**TASK DESCRIPTION**
Copy out the items character for character, starting at the first line and ending at the line that contains "value-text: 162 <box>314 297 365 326</box>", with both lines included.

**EXCERPTED RECORDS**
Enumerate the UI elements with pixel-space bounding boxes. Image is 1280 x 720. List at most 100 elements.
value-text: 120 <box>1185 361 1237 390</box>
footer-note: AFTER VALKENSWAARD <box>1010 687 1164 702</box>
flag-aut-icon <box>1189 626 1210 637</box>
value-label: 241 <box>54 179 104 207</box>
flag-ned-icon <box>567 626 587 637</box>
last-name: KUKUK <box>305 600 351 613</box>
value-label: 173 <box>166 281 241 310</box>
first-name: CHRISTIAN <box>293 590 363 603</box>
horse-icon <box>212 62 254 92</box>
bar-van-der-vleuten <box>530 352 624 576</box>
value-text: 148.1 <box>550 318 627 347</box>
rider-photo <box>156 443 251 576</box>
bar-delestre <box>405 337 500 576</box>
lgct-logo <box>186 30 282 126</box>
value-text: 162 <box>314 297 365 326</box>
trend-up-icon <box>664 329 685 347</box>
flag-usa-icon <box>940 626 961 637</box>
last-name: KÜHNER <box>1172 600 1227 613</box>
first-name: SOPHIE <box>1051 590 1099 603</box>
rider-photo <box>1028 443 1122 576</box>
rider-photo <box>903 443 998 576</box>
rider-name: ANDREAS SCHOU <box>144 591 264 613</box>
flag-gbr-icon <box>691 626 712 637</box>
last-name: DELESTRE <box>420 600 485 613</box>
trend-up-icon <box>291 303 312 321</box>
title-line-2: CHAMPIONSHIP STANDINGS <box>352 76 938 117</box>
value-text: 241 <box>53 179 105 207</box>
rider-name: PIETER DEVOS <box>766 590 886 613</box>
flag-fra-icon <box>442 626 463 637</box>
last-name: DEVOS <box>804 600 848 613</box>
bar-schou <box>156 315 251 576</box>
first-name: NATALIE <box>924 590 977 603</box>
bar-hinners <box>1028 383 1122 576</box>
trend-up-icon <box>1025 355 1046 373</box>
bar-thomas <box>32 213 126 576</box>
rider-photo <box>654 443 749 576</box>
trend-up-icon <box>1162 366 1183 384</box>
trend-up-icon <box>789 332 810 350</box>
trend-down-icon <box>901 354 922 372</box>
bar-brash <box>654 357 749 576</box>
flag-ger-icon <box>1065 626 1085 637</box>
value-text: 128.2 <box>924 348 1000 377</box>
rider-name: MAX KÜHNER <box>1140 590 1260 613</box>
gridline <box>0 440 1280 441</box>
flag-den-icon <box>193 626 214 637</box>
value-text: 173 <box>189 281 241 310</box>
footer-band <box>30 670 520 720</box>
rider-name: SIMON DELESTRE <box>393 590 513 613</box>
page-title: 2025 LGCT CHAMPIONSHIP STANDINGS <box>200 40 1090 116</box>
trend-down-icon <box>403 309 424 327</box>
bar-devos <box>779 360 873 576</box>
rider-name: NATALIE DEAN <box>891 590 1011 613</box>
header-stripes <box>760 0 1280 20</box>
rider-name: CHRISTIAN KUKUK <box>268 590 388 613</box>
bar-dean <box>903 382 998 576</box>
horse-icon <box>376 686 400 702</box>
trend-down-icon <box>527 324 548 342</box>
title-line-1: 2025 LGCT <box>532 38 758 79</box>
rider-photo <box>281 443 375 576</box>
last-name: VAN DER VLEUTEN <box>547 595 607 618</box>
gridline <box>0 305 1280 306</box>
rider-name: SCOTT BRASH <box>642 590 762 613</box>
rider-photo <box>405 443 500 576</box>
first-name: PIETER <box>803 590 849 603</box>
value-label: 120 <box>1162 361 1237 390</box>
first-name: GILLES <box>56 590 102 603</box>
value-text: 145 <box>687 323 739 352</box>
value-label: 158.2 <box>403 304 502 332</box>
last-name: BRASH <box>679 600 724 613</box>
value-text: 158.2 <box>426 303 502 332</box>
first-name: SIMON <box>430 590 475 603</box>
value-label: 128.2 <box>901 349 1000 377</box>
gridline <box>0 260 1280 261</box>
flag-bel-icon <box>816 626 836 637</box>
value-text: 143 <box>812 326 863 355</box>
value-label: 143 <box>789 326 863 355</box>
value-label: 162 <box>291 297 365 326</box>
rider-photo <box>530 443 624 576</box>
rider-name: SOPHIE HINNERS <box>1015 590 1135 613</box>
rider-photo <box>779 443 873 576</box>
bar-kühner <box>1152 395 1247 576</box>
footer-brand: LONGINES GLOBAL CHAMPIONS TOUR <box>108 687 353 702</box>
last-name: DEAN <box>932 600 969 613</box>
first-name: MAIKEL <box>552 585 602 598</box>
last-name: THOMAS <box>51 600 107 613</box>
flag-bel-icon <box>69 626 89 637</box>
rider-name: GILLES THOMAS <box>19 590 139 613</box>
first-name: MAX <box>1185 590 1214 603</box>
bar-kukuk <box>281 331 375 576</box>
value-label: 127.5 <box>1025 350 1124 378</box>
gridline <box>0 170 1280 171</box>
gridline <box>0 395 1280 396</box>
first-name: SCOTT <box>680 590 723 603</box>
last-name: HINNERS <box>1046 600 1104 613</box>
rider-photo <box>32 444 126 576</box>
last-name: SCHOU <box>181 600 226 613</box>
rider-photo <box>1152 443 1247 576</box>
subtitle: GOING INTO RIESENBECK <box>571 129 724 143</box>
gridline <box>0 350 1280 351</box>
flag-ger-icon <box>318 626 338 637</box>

**EXPECTED OUTPUT**
Enumerate the UI elements with pixel-space bounding boxes. Image is 1280 x 720. List at most 100 elements.
value-text: 120 <box>1185 361 1237 390</box>
footer-note: AFTER VALKENSWAARD <box>1010 687 1164 702</box>
flag-aut-icon <box>1189 626 1210 637</box>
value-label: 241 <box>54 179 104 207</box>
flag-ned-icon <box>567 626 587 637</box>
last-name: KUKUK <box>305 600 351 613</box>
value-label: 173 <box>166 281 241 310</box>
first-name: CHRISTIAN <box>293 590 363 603</box>
horse-icon <box>212 62 254 92</box>
bar-van-der-vleuten <box>530 352 624 576</box>
value-text: 148.1 <box>550 318 627 347</box>
rider-photo <box>156 443 251 576</box>
bar-delestre <box>405 337 500 576</box>
lgct-logo <box>186 30 282 126</box>
value-text: 162 <box>314 297 365 326</box>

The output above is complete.